■ Task goal ■
Collect all lines below with the string "title".

* * * * * * *

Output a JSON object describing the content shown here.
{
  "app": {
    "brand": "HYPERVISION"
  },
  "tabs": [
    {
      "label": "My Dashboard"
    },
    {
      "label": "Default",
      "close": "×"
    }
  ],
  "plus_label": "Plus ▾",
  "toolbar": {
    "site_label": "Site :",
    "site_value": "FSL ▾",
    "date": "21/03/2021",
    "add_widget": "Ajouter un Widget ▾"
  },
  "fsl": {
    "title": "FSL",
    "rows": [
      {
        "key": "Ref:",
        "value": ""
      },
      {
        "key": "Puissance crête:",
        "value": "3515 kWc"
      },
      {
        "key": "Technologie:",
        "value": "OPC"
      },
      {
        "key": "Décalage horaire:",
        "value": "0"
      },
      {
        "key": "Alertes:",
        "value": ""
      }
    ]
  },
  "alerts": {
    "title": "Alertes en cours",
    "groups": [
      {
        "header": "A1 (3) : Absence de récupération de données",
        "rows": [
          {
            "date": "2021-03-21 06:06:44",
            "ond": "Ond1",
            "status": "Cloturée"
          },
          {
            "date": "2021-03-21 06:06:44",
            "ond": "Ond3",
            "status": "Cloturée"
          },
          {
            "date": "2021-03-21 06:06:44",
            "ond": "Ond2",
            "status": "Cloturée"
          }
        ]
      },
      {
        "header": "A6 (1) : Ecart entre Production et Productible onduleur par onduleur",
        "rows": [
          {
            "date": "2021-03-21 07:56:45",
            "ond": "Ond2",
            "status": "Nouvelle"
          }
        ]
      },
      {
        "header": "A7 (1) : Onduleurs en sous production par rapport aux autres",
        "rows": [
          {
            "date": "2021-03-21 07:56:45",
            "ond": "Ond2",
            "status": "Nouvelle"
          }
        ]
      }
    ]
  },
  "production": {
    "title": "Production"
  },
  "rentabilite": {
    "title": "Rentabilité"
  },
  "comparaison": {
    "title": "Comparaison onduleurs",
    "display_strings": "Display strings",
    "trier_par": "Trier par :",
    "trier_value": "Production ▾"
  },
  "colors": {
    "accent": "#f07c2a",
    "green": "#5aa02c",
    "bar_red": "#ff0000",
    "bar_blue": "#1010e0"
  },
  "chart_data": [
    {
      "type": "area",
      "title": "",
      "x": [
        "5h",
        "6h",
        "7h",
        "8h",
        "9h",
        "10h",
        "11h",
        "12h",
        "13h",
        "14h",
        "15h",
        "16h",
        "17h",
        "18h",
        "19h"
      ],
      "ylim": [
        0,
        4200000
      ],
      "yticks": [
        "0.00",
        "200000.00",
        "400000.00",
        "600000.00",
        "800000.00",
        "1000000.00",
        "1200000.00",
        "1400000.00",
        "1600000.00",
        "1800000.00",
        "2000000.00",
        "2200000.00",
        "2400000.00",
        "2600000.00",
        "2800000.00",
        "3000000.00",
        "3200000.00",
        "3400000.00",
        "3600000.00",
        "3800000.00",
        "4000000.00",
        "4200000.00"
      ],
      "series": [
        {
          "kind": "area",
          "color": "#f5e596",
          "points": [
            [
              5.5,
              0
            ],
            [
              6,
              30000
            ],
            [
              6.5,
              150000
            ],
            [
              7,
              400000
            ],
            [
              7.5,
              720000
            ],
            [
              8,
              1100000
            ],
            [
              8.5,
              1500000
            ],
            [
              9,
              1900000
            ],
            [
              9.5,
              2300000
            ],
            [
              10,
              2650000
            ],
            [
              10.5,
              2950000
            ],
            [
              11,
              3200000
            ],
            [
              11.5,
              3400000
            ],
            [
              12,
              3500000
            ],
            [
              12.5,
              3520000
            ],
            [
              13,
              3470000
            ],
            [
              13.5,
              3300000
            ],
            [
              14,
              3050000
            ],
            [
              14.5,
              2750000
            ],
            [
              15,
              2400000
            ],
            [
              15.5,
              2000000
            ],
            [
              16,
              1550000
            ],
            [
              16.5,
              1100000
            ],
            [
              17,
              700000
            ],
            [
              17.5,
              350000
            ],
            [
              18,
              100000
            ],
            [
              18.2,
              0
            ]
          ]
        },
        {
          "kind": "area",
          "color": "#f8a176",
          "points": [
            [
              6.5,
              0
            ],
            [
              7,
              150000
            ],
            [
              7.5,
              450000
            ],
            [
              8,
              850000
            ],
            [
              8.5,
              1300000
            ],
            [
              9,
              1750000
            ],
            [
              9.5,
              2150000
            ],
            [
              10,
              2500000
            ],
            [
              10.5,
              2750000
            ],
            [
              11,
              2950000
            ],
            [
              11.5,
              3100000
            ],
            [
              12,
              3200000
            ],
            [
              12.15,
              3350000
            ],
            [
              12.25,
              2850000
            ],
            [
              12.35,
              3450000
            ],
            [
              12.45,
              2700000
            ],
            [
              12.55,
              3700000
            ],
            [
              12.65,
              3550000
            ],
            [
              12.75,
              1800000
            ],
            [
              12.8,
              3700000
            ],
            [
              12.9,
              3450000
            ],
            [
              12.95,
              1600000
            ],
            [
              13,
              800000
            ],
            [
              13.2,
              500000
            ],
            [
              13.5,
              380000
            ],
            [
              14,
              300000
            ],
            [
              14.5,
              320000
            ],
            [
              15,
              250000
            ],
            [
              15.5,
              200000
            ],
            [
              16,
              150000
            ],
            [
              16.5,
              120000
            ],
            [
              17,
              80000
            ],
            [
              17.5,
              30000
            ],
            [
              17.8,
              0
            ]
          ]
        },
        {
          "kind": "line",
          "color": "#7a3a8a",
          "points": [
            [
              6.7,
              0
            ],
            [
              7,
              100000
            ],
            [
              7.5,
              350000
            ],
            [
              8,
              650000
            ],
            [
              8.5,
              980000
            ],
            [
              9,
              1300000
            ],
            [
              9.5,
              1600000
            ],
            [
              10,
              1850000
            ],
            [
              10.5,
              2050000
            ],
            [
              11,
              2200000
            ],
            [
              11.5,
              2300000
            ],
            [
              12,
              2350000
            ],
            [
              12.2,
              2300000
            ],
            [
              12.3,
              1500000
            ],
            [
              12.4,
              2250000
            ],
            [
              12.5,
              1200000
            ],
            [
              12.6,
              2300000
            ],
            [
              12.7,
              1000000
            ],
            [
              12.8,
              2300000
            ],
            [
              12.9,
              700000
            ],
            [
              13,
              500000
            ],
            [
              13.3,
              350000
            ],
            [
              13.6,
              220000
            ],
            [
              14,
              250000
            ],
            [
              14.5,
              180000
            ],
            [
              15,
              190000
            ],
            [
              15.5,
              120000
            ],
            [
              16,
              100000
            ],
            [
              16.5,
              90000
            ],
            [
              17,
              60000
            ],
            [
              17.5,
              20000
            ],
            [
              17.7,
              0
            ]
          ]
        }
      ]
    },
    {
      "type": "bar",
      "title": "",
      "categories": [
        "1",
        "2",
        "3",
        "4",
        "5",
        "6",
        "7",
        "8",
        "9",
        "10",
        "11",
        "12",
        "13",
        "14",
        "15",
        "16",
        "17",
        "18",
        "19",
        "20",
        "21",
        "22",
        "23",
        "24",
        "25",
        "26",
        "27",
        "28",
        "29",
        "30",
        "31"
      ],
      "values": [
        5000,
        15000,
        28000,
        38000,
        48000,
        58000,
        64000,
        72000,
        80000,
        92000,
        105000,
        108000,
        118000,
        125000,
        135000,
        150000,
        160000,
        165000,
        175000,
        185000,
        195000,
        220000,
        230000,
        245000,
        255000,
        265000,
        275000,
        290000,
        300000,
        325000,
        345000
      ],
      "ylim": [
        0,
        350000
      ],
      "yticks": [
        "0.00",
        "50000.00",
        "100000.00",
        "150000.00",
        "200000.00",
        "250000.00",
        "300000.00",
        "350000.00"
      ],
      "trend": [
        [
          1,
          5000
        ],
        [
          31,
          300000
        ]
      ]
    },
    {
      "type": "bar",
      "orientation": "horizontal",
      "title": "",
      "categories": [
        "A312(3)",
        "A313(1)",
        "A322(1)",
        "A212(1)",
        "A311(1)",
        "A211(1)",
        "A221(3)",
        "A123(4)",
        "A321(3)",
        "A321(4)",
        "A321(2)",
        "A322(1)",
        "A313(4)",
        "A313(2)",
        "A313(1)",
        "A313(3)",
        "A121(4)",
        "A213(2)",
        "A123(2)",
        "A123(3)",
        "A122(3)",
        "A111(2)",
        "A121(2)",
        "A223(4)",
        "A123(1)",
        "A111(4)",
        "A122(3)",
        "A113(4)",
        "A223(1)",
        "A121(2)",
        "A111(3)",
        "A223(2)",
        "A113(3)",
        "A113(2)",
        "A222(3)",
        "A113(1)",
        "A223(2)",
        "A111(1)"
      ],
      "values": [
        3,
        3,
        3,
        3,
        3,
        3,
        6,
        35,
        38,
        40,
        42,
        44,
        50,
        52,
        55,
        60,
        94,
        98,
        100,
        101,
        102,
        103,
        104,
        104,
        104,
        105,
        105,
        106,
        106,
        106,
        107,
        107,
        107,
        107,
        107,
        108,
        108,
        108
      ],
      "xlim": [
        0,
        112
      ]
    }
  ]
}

* * * * * * *

■ Solution for this task ■
    "title": "FSL",
    "title": "Alertes en cours",
    "title": "Production"
    "title": "Rentabilité"
    "title": "Comparaison onduleurs",
      "title": "",
      "title": "",
      "title": "",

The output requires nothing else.